— START OF Material shown —
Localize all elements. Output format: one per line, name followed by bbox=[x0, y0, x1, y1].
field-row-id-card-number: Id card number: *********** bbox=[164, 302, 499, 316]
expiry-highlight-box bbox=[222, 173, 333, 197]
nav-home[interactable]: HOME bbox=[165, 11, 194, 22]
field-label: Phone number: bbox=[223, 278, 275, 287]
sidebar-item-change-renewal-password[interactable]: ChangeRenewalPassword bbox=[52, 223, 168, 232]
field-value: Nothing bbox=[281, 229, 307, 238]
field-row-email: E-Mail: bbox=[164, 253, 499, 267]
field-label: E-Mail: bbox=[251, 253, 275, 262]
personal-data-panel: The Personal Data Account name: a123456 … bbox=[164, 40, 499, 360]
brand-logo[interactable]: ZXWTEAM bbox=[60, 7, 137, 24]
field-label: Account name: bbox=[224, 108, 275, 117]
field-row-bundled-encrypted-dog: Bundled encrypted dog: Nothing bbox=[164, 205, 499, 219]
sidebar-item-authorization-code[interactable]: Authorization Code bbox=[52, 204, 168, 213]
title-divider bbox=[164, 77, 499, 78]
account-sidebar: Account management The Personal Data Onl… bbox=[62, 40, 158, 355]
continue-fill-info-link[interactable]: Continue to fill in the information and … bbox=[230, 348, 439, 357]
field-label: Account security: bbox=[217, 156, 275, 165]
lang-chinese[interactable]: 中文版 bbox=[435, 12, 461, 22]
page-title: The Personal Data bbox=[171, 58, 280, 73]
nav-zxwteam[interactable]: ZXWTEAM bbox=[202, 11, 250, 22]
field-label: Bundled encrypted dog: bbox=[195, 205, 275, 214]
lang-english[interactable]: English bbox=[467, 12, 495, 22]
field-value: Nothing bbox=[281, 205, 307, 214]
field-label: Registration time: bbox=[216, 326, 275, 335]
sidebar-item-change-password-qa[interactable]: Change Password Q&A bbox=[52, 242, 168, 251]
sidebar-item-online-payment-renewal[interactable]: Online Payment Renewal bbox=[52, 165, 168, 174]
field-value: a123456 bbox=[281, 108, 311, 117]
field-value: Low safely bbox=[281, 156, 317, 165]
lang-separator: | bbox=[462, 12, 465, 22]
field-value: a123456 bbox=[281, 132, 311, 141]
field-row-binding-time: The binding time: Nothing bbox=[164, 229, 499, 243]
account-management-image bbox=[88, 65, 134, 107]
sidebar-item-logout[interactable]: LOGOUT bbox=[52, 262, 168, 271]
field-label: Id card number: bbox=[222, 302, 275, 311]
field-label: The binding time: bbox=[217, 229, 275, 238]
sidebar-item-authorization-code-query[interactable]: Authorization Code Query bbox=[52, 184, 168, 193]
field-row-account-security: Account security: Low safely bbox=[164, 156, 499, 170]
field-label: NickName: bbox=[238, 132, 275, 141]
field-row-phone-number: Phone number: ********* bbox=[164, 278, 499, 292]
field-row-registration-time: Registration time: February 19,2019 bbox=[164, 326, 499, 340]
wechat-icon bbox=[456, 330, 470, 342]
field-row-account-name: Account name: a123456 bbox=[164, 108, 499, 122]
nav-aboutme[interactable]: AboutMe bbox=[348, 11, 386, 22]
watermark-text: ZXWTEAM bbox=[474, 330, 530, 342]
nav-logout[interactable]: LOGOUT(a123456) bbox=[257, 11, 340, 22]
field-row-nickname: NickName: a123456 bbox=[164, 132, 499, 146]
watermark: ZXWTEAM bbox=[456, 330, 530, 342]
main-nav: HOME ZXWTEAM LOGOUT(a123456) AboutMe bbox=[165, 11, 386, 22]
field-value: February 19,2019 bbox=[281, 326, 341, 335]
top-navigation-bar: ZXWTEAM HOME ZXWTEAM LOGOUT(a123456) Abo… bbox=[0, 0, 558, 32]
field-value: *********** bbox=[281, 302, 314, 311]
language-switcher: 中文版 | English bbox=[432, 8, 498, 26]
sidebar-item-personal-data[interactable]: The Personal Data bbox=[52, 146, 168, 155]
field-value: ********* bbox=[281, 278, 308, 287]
— END OF Material shown —
__The request__
Put the lines of the records, from the first line through the line containing "field-value: Nothing bbox=[281, 229, 307, 238]", inclusive, into a numbered list, leaving out any blank lines.

__Task answer__
1. Localize all elements. Output format: one per line, name followed by bbox=[x0, y0, x1, y1].
2. field-row-id-card-number: Id card number: *********** bbox=[164, 302, 499, 316]
3. expiry-highlight-box bbox=[222, 173, 333, 197]
4. nav-home[interactable]: HOME bbox=[165, 11, 194, 22]
5. field-label: Phone number: bbox=[223, 278, 275, 287]
6. sidebar-item-change-renewal-password[interactable]: ChangeRenewalPassword bbox=[52, 223, 168, 232]
7. field-value: Nothing bbox=[281, 229, 307, 238]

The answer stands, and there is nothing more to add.